EXERCISE BRIEF:
Reproduce all of the records exactly.

RECORD EXCERPTS:
________________________________________
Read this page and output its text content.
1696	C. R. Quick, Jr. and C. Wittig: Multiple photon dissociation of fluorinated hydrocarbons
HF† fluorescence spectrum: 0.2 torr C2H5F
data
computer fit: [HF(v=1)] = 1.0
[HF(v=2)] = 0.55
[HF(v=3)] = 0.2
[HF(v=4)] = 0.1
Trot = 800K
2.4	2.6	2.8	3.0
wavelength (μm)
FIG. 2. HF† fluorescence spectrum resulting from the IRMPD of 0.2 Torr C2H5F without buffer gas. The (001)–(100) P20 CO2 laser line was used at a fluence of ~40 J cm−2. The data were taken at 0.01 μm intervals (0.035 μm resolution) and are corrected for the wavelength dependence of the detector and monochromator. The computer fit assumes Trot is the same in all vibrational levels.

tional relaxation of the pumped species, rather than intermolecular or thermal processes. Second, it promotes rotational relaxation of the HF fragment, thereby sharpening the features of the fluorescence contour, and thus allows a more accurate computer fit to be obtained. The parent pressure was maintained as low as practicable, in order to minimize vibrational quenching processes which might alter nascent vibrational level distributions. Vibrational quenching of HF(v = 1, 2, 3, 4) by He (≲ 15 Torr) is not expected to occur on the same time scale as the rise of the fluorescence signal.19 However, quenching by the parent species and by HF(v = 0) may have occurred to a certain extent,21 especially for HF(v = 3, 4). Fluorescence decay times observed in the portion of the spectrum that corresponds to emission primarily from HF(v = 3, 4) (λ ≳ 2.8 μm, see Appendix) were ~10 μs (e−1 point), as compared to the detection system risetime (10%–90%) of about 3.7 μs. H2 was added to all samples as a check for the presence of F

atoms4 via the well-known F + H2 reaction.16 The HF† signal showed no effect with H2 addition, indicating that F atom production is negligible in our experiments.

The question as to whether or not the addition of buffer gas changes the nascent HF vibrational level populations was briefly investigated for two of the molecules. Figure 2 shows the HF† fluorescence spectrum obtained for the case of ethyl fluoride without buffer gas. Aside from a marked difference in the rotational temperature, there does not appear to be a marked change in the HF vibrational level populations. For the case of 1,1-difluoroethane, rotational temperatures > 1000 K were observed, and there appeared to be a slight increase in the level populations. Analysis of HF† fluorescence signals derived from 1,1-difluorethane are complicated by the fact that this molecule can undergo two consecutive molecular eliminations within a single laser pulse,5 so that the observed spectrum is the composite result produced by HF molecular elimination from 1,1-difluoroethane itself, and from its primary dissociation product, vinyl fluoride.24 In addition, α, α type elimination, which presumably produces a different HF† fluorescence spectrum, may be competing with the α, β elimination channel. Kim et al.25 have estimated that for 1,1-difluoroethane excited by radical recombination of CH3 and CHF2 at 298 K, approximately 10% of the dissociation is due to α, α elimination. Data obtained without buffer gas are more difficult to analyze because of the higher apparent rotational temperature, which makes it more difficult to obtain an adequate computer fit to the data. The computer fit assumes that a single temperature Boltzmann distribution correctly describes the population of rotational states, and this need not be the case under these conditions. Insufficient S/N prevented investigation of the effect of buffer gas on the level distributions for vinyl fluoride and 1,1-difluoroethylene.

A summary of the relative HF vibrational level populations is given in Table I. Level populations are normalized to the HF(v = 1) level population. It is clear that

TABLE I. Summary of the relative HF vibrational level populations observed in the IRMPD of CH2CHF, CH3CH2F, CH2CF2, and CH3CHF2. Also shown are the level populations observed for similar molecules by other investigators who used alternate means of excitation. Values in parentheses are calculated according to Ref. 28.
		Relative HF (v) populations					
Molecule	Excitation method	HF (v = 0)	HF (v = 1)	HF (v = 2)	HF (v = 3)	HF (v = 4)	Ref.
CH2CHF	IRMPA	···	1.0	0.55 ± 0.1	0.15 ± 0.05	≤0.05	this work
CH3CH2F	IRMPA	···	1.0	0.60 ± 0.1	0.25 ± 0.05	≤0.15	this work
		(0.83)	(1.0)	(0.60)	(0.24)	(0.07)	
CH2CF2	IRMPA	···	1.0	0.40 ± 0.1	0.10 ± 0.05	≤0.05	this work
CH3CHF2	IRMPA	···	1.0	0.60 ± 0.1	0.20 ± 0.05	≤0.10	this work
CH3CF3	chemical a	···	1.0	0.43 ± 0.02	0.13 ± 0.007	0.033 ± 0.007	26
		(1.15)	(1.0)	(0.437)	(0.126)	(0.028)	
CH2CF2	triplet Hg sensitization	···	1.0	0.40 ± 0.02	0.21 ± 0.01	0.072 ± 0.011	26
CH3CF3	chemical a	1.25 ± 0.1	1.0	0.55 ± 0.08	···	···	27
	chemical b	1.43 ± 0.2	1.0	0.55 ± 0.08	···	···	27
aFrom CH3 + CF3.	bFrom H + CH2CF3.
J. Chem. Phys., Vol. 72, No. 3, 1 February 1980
________________________________________
ANSWER:
Read this page and output its text content.
1696	C. R. Quick, Jr. and C. Wittig: Multiple photon dissociation of fluorinated hydrocarbons
HF† fluorescence spectrum: 0.2 torr C2H5F
data
computer fit: [HF(v=1)] = 1.0
[HF(v=2)] = 0.55
[HF(v=3)] = 0.2
[HF(v=4)] = 0.1
Trot = 800K
2.4	2.6	2.8	3.0
wavelength (μm)
FIG. 2. HF† fluorescence spectrum resulting from the IRMPD of 0.2 Torr C2H5F without buffer gas. The (001)–(100) P20 CO2 laser line was used at a fluence of ~40 J cm−2. The data were taken at 0.01 μm intervals (0.035 μm resolution) and are corrected for the wavelength dependence of the detector and monochromator. The computer fit assumes Trot is the same in all vibrational levels.

tional relaxation of the pumped species, rather than intermolecular or thermal processes. Second, it promotes rotational relaxation of the HF fragment, thereby sharpening the features of the fluorescence contour, and thus allows a more accurate computer fit to be obtained. The parent pressure was maintained as low as practicable, in order to minimize vibrational quenching processes which might alter nascent vibrational level distributions. Vibrational quenching of HF(v = 1, 2, 3, 4) by He (≲ 15 Torr) is not expected to occur on the same time scale as the rise of the fluorescence signal.19 However, quenching by the parent species and by HF(v = 0) may have occurred to a certain extent,21 especially for HF(v = 3, 4). Fluorescence decay times observed in the portion of the spectrum that corresponds to emission primarily from HF(v = 3, 4) (λ ≳ 2.8 μm, see Appendix) were ~10 μs (e−1 point), as compared to the detection system risetime (10%–90%) of about 3.7 μs. H2 was added to all samples as a check for the presence of F

atoms4 via the well-known F + H2 reaction.16 The HF† signal showed no effect with H2 addition, indicating that F atom production is negligible in our experiments.

The question as to whether or not the addition of buffer gas changes the nascent HF vibrational level populations was briefly investigated for two of the molecules. Figure 2 shows the HF† fluorescence spectrum obtained for the case of ethyl fluoride without buffer gas. Aside from a marked difference in the rotational temperature, there does not appear to be a marked change in the HF vibrational level populations. For the case of 1,1-difluoroethane, rotational temperatures > 1000 K were observed, and there appeared to be a slight increase in the level populations. Analysis of HF† fluorescence signals derived from 1,1-difluorethane are complicated by the fact that this molecule can undergo two consecutive molecular eliminations within a single laser pulse,5 so that the observed spectrum is the composite result produced by HF molecular elimination from 1,1-difluoroethane itself, and from its primary dissociation product, vinyl fluoride.24 In addition, α, α type elimination, which presumably produces a different HF† fluorescence spectrum, may be competing with the α, β elimination channel. Kim et al.25 have estimated that for 1,1-difluoroethane excited by radical recombination of CH3 and CHF2 at 298 K, approximately 10% of the dissociation is due to α, α elimination. Data obtained without buffer gas are more difficult to analyze because of the higher apparent rotational temperature, which makes it more difficult to obtain an adequate computer fit to the data. The computer fit assumes that a single temperature Boltzmann distribution correctly describes the population of rotational states, and this need not be the case under these conditions. Insufficient S/N prevented investigation of the effect of buffer gas on the level distributions for vinyl fluoride and 1,1-difluoroethylene.

A summary of the relative HF vibrational level populations is given in Table I. Level populations are normalized to the HF(v = 1) level population. It is clear that

TABLE I. Summary of the relative HF vibrational level populations observed in the IRMPD of CH2CHF, CH3CH2F, CH2CF2, and CH3CHF2. Also shown are the level populations observed for similar molecules by other investigators who used alternate means of excitation. Values in parentheses are calculated according to Ref. 28.
		Relative HF (v) populations					
Molecule	Excitation method	HF (v = 0)	HF (v = 1)	HF (v = 2)	HF (v = 3)	HF (v = 4)	Ref.
CH2CHF	IRMPA	···	1.0	0.55 ± 0.1	0.15 ± 0.05	≤0.05	this work
CH3CH2F	IRMPA	···	1.0	0.60 ± 0.1	0.25 ± 0.05	≤0.15	this work
		(0.83)	(1.0)	(0.60)	(0.24)	(0.07)	
CH2CF2	IRMPA	···	1.0	0.40 ± 0.1	0.10 ± 0.05	≤0.05	this work
CH3CHF2	IRMPA	···	1.0	0.60 ± 0.1	0.20 ± 0.05	≤0.10	this work
CH3CF3	chemical a	···	1.0	0.43 ± 0.02	0.13 ± 0.007	0.033 ± 0.007	26
		(1.15)	(1.0)	(0.437)	(0.126)	(0.028)	
CH2CF2	triplet Hg sensitization	···	1.0	0.40 ± 0.02	0.21 ± 0.01	0.072 ± 0.011	26
CH3CF3	chemical a	1.25 ± 0.1	1.0	0.55 ± 0.08	···	···	27
	chemical b	1.43 ± 0.2	1.0	0.55 ± 0.08	···	···	27
aFrom CH3 + CF3.	bFrom H + CH2CF3.
J. Chem. Phys., Vol. 72, No. 3, 1 February 1980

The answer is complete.